◆ **STATED TASK**
Copy the records below exactly, leaving out every picture.

== DATASET ENTRIES ==

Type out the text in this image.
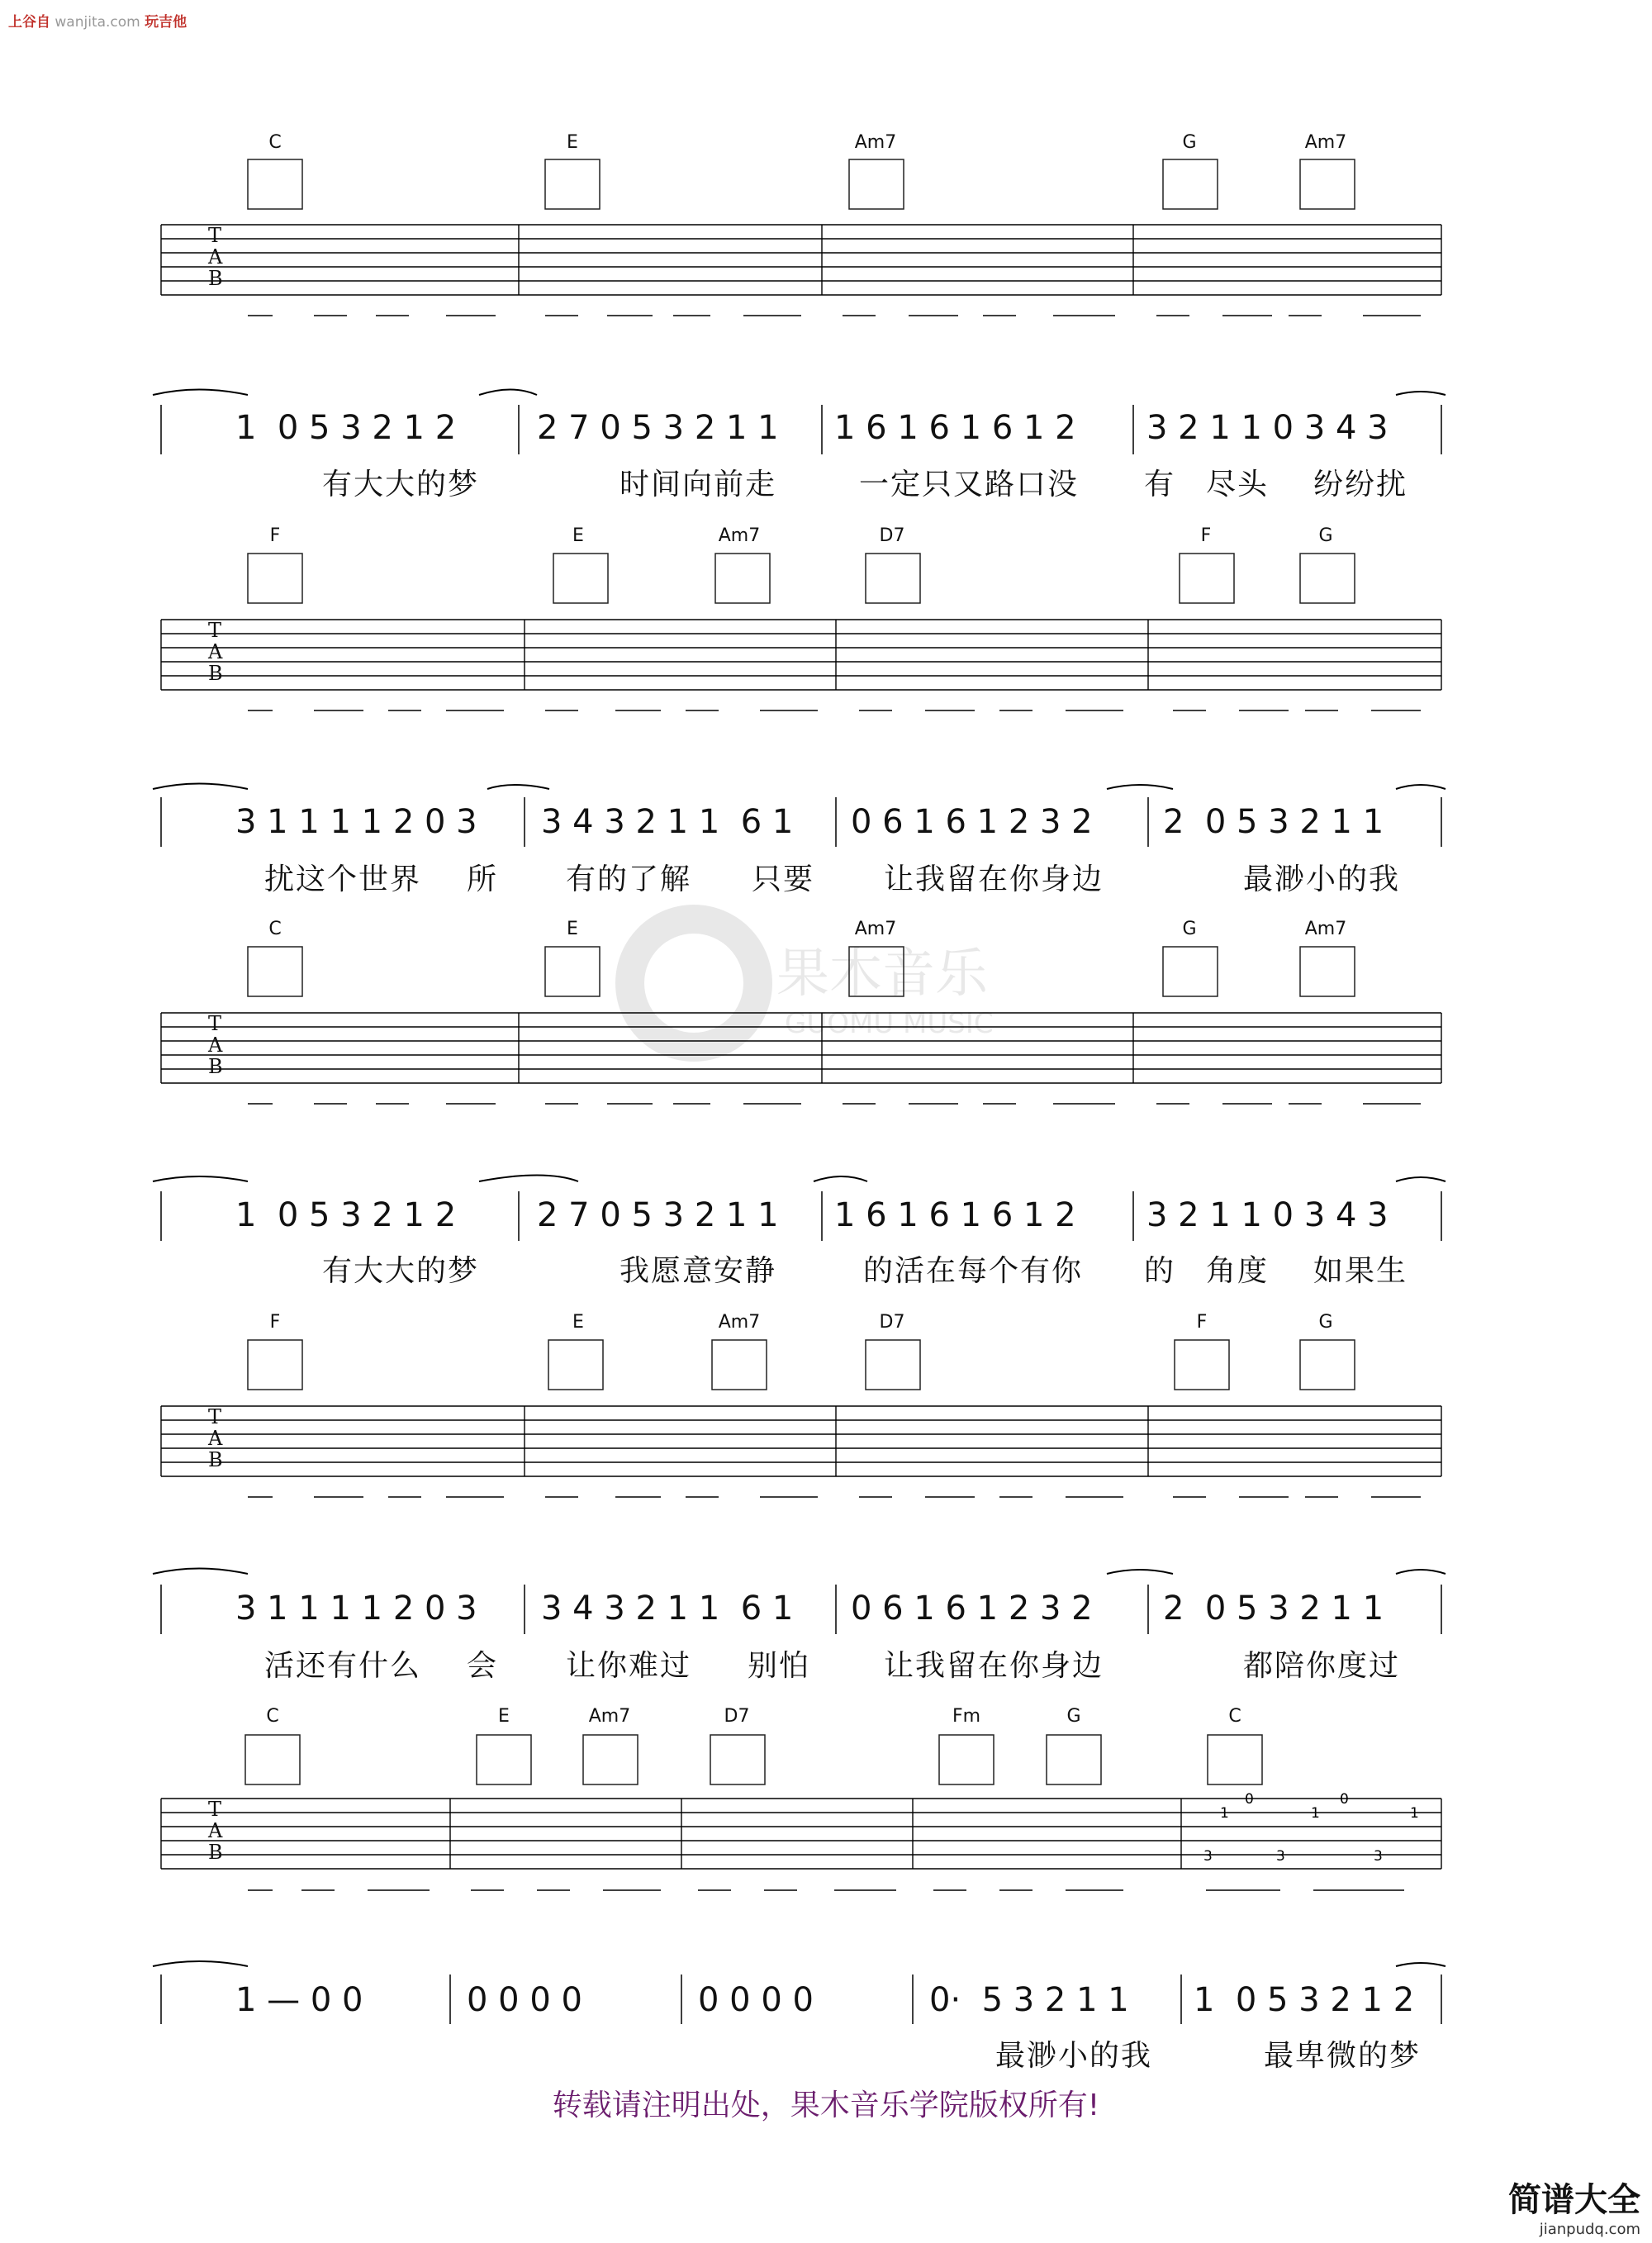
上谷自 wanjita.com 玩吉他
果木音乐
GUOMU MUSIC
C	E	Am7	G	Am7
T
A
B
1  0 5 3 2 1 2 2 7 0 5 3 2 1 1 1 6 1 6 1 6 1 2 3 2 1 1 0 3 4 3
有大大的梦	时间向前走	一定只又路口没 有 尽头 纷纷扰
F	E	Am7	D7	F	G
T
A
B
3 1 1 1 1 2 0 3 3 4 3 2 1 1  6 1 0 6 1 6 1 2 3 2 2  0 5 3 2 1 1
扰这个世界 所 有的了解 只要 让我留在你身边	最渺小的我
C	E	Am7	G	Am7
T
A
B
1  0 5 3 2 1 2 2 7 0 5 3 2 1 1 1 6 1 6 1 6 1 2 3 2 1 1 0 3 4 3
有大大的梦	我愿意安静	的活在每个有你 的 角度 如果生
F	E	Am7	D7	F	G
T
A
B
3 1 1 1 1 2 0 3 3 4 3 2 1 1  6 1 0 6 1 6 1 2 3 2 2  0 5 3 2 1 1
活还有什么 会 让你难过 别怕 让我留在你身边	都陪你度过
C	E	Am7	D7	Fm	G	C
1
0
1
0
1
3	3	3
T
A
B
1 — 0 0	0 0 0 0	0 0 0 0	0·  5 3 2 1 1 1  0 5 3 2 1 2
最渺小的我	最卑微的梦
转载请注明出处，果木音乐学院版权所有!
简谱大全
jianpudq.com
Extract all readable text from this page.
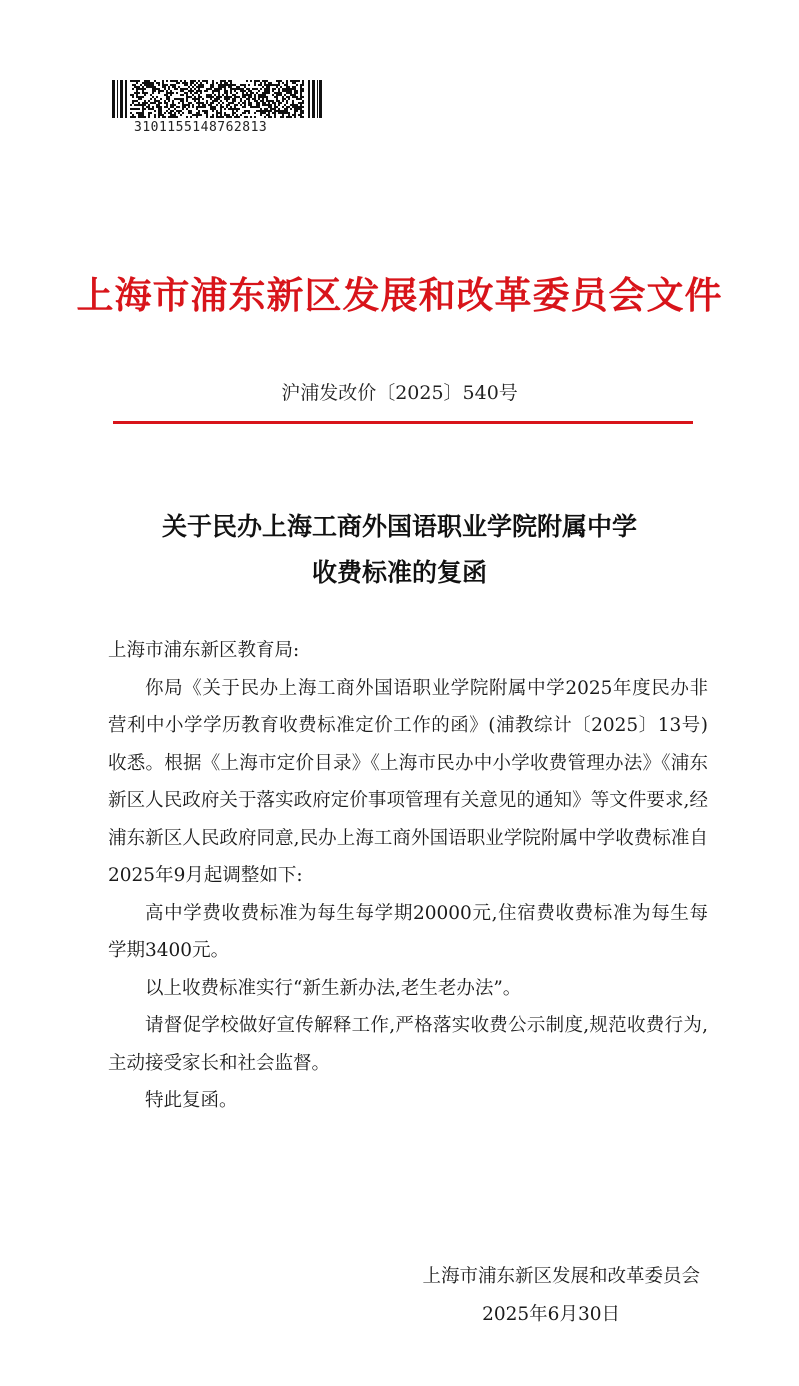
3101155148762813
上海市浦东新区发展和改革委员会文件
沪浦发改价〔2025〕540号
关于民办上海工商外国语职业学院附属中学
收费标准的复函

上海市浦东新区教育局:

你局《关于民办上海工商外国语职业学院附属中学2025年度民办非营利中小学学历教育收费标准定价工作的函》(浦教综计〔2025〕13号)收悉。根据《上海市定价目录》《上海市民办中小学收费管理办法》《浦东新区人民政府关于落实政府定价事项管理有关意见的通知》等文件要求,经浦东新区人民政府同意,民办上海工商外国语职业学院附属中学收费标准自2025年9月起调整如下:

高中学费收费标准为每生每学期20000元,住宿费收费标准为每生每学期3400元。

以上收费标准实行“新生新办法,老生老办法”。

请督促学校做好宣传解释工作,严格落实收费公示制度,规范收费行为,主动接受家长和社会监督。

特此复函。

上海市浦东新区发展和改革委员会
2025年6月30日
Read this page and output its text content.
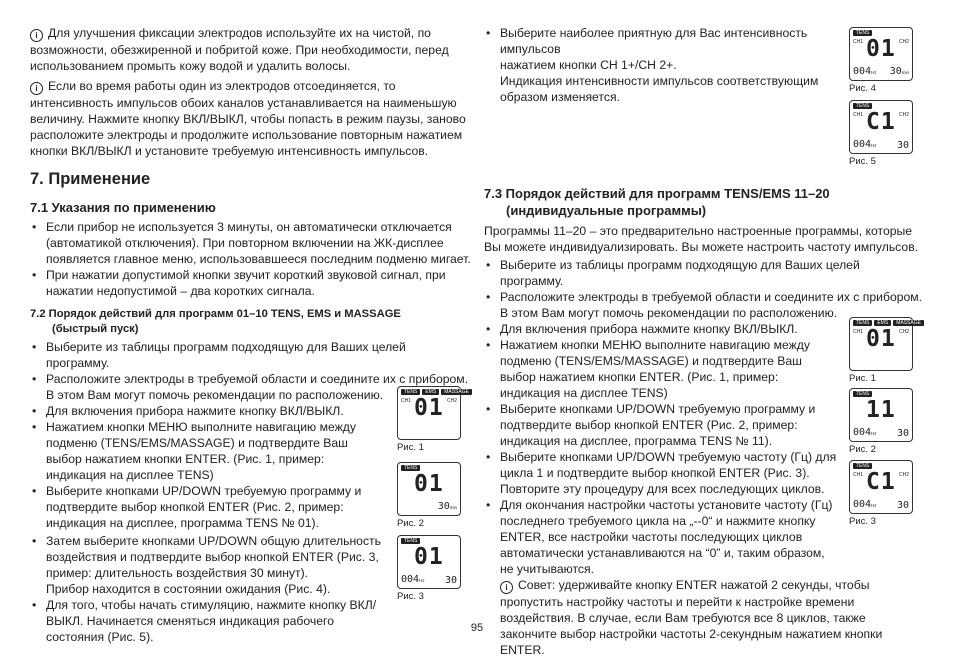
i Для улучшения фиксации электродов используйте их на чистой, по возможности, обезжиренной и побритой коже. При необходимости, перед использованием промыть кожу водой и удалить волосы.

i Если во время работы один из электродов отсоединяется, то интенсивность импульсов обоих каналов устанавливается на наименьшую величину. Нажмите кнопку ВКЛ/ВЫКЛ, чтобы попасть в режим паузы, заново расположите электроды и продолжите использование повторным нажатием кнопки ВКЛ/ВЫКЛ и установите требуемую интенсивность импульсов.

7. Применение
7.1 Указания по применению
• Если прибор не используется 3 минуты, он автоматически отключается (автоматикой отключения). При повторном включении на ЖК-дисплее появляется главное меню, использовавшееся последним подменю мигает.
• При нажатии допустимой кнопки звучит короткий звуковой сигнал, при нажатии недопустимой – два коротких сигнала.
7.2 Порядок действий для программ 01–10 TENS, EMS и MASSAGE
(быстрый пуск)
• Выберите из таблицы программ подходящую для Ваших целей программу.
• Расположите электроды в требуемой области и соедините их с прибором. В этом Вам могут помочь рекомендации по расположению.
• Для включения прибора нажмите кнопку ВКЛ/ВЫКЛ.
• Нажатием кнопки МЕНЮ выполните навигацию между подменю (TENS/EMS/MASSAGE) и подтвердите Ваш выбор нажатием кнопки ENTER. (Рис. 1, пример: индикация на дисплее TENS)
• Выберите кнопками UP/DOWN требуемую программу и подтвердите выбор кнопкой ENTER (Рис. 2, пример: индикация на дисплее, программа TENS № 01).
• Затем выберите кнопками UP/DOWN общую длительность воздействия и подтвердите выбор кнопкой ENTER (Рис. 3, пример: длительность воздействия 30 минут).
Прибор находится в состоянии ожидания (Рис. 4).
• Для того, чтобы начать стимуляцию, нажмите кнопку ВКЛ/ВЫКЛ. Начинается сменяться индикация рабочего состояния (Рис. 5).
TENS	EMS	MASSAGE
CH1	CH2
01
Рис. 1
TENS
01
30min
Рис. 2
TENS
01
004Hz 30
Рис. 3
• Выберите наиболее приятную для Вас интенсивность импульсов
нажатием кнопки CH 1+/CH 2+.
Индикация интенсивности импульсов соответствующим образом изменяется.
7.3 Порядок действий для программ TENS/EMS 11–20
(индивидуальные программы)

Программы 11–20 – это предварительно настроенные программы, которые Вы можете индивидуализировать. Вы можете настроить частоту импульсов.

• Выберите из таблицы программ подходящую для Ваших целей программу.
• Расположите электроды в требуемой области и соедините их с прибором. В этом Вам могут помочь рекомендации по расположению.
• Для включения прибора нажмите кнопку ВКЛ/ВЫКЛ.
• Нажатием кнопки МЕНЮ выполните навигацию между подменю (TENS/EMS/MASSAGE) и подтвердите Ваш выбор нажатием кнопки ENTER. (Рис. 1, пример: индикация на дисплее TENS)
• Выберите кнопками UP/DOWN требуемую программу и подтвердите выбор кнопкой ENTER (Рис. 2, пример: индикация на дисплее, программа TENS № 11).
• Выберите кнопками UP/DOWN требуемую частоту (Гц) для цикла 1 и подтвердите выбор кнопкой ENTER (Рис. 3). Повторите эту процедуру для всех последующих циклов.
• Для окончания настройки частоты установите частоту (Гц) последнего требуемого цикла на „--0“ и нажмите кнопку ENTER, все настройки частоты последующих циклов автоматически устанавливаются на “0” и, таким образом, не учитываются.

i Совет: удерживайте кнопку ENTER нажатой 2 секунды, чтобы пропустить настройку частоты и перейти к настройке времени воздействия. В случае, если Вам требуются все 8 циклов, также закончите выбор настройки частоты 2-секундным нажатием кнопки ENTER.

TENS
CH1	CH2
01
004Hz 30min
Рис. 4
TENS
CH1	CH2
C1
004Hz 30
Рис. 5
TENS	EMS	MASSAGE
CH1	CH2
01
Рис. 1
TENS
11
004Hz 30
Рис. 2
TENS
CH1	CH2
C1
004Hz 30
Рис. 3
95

===

◆ **ANSWER TO THIS PROBLEM**
Type out the text in this image.
上谷自 wanjita.com 玩吉他
果木音乐
GUOMU MUSIC
C	E	Am7	G	Am7
T
A
B
1  0 5 3 2 1 2 2 7 0 5 3 2 1 1 1 6 1 6 1 6 1 2 3 2 1 1 0 3 4 3
有大大的梦	时间向前走	一定只又路口没 有 尽头 纷纷扰
F	E	Am7	D7	F	G
T
A
B
3 1 1 1 1 2 0 3 3 4 3 2 1 1  6 1 0 6 1 6 1 2 3 2 2  0 5 3 2 1 1
扰这个世界 所 有的了解 只要 让我留在你身边	最渺小的我
C	E	Am7	G	Am7
T
A
B
1  0 5 3 2 1 2 2 7 0 5 3 2 1 1 1 6 1 6 1 6 1 2 3 2 1 1 0 3 4 3
有大大的梦	我愿意安静	的活在每个有你 的 角度 如果生
F	E	Am7	D7	F	G
T
A
B
3 1 1 1 1 2 0 3 3 4 3 2 1 1  6 1 0 6 1 6 1 2 3 2 2  0 5 3 2 1 1
活还有什么 会 让你难过 别怕 让我留在你身边	都陪你度过
C	E	Am7	D7	Fm	G	C
1
0
1
0
1
3	3	3
T
A
B
1 — 0 0	0 0 0 0	0 0 0 0	0·  5 3 2 1 1 1  0 5 3 2 1 2
最渺小的我	最卑微的梦
转载请注明出处，果木音乐学院版权所有!
简谱大全
jianpudq.com
Extract all readable text from this page.
3101155148762813
上海市浦东新区发展和改革委员会文件
沪浦发改价〔2025〕540号
关于民办上海工商外国语职业学院附属中学
收费标准的复函

上海市浦东新区教育局:

你局《关于民办上海工商外国语职业学院附属中学2025年度民办非营利中小学学历教育收费标准定价工作的函》(浦教综计〔2025〕13号)收悉。根据《上海市定价目录》《上海市民办中小学收费管理办法》《浦东新区人民政府关于落实政府定价事项管理有关意见的通知》等文件要求,经浦东新区人民政府同意,民办上海工商外国语职业学院附属中学收费标准自2025年9月起调整如下:

高中学费收费标准为每生每学期20000元,住宿费收费标准为每生每学期3400元。

以上收费标准实行“新生新办法,老生老办法”。

请督促学校做好宣传解释工作,严格落实收费公示制度,规范收费行为,主动接受家长和社会监督。

特此复函。

上海市浦东新区发展和改革委员会
2025年6月30日
Read this page and output its text content.
i Для улучшения фиксации электродов используйте их на чистой, по возможности, обезжиренной и побритой коже. При необходимости, перед использованием промыть кожу водой и удалить волосы.

i Если во время работы один из электродов отсоединяется, то интенсивность импульсов обоих каналов устанавливается на наименьшую величину. Нажмите кнопку ВКЛ/ВЫКЛ, чтобы попасть в режим паузы, заново расположите электроды и продолжите использование повторным нажатием кнопки ВКЛ/ВЫКЛ и установите требуемую интенсивность импульсов.

7. Применение
7.1 Указания по применению
• Если прибор не используется 3 минуты, он автоматически отключается (автоматикой отключения). При повторном включении на ЖК-дисплее появляется главное меню, использовавшееся последним подменю мигает.
• При нажатии допустимой кнопки звучит короткий звуковой сигнал, при нажатии недопустимой – два коротких сигнала.
7.2 Порядок действий для программ 01–10 TENS, EMS и MASSAGE
(быстрый пуск)
• Выберите из таблицы программ подходящую для Ваших целей программу.
• Расположите электроды в требуемой области и соедините их с прибором. В этом Вам могут помочь рекомендации по расположению.
• Для включения прибора нажмите кнопку ВКЛ/ВЫКЛ.
• Нажатием кнопки МЕНЮ выполните навигацию между подменю (TENS/EMS/MASSAGE) и подтвердите Ваш выбор нажатием кнопки ENTER. (Рис. 1, пример: индикация на дисплее TENS)
• Выберите кнопками UP/DOWN требуемую программу и подтвердите выбор кнопкой ENTER (Рис. 2, пример: индикация на дисплее, программа TENS № 01).
• Затем выберите кнопками UP/DOWN общую длительность воздействия и подтвердите выбор кнопкой ENTER (Рис. 3, пример: длительность воздействия 30 минут).
Прибор находится в состоянии ожидания (Рис. 4).
• Для того, чтобы начать стимуляцию, нажмите кнопку ВКЛ/ВЫКЛ. Начинается сменяться индикация рабочего состояния (Рис. 5).
TENS	EMS	MASSAGE
CH1	CH2
01
Рис. 1
TENS
01
30min
Рис. 2
TENS
01
004Hz 30
Рис. 3
• Выберите наиболее приятную для Вас интенсивность импульсов
нажатием кнопки CH 1+/CH 2+.
Индикация интенсивности импульсов соответствующим образом изменяется.
7.3 Порядок действий для программ TENS/EMS 11–20
(индивидуальные программы)

Программы 11–20 – это предварительно настроенные программы, которые Вы можете индивидуализировать. Вы можете настроить частоту импульсов.

• Выберите из таблицы программ подходящую для Ваших целей программу.
• Расположите электроды в требуемой области и соедините их с прибором. В этом Вам могут помочь рекомендации по расположению.
• Для включения прибора нажмите кнопку ВКЛ/ВЫКЛ.
• Нажатием кнопки МЕНЮ выполните навигацию между подменю (TENS/EMS/MASSAGE) и подтвердите Ваш выбор нажатием кнопки ENTER. (Рис. 1, пример: индикация на дисплее TENS)
• Выберите кнопками UP/DOWN требуемую программу и подтвердите выбор кнопкой ENTER (Рис. 2, пример: индикация на дисплее, программа TENS № 11).
• Выберите кнопками UP/DOWN требуемую частоту (Гц) для цикла 1 и подтвердите выбор кнопкой ENTER (Рис. 3). Повторите эту процедуру для всех последующих циклов.
• Для окончания настройки частоты установите частоту (Гц) последнего требуемого цикла на „--0“ и нажмите кнопку ENTER, все настройки частоты последующих циклов автоматически устанавливаются на “0” и, таким образом, не учитываются.

i Совет: удерживайте кнопку ENTER нажатой 2 секунды, чтобы пропустить настройку частоты и перейти к настройке времени воздействия. В случае, если Вам требуются все 8 циклов, также закончите выбор настройки частоты 2-секундным нажатием кнопки ENTER.

TENS
CH1	CH2
01
004Hz 30min
Рис. 4
TENS
CH1	CH2
C1
004Hz 30
Рис. 5
TENS	EMS	MASSAGE
CH1	CH2
01
Рис. 1
TENS
11
004Hz 30
Рис. 2
TENS
CH1	CH2
C1
004Hz 30
Рис. 3
95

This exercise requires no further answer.